● **Stated goal**
In the listing below, pick out lines with "populația".

● **Data extracted from a collection**
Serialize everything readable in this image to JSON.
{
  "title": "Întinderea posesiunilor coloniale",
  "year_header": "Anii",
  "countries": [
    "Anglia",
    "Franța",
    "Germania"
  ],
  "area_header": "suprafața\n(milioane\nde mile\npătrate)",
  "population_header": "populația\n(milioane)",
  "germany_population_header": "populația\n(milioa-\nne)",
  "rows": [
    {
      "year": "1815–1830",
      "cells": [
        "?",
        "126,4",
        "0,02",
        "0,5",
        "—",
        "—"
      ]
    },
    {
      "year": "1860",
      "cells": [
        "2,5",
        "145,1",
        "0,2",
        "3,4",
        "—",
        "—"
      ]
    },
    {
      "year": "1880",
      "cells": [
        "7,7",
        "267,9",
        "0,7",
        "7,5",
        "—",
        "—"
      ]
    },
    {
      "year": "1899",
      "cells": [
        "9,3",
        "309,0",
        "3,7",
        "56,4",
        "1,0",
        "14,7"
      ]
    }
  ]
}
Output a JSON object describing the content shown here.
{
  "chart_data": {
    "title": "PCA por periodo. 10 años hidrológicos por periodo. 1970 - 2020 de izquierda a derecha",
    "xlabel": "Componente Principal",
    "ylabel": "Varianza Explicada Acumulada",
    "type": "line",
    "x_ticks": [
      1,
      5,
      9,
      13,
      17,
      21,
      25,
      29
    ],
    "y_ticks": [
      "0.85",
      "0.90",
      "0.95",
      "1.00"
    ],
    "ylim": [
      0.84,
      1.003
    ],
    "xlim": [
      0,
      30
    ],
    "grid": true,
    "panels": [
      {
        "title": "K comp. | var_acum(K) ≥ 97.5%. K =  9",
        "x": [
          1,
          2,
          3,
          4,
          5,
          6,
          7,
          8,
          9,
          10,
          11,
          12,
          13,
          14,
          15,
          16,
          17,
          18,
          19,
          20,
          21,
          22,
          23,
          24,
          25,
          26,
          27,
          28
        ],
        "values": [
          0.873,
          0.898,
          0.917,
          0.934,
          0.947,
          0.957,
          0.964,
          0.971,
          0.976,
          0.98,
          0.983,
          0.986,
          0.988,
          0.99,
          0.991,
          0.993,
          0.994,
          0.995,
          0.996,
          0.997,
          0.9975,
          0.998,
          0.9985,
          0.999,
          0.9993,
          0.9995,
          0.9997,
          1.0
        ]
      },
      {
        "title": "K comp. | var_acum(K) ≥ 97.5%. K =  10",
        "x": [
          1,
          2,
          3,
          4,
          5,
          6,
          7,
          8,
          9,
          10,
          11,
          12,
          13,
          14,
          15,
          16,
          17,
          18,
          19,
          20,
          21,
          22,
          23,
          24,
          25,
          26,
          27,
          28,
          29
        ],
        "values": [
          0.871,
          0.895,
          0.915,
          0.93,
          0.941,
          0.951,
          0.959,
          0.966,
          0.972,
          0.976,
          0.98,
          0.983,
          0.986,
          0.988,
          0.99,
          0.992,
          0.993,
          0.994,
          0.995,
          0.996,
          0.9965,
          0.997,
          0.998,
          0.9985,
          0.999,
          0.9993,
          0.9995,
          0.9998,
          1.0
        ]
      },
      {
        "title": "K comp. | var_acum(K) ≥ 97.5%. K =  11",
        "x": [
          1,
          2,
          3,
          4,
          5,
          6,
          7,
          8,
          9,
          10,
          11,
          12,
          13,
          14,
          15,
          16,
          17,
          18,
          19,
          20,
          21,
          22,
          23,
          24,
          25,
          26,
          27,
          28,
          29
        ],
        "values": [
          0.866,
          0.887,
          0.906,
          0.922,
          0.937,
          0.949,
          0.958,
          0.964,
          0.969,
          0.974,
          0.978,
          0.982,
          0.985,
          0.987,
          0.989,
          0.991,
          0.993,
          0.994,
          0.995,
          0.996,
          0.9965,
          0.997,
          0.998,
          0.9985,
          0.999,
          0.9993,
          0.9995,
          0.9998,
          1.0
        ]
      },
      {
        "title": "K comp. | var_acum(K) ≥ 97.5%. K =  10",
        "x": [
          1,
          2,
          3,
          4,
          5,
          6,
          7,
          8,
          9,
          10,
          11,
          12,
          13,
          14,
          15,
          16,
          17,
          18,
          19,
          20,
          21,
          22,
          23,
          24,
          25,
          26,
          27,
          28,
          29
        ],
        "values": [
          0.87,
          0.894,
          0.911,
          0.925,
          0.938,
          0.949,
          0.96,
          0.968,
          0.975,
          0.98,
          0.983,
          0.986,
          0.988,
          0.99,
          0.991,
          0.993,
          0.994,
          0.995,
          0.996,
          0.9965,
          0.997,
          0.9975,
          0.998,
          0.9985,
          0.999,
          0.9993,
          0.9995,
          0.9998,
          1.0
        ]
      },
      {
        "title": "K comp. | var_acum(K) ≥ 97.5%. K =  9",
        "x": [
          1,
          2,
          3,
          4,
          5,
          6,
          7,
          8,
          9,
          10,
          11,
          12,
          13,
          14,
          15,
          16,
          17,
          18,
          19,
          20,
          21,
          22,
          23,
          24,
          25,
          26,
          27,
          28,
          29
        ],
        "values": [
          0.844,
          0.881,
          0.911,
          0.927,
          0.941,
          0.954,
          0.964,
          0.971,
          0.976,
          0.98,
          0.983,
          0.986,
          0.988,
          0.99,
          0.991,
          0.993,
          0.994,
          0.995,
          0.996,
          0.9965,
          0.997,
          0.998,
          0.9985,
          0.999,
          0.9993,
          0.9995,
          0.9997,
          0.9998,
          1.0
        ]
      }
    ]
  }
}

● **Finished answer**
  "population_header": "populația\n(milioane)",
  "germany_population_header": "populația\n(milioa-\nne)",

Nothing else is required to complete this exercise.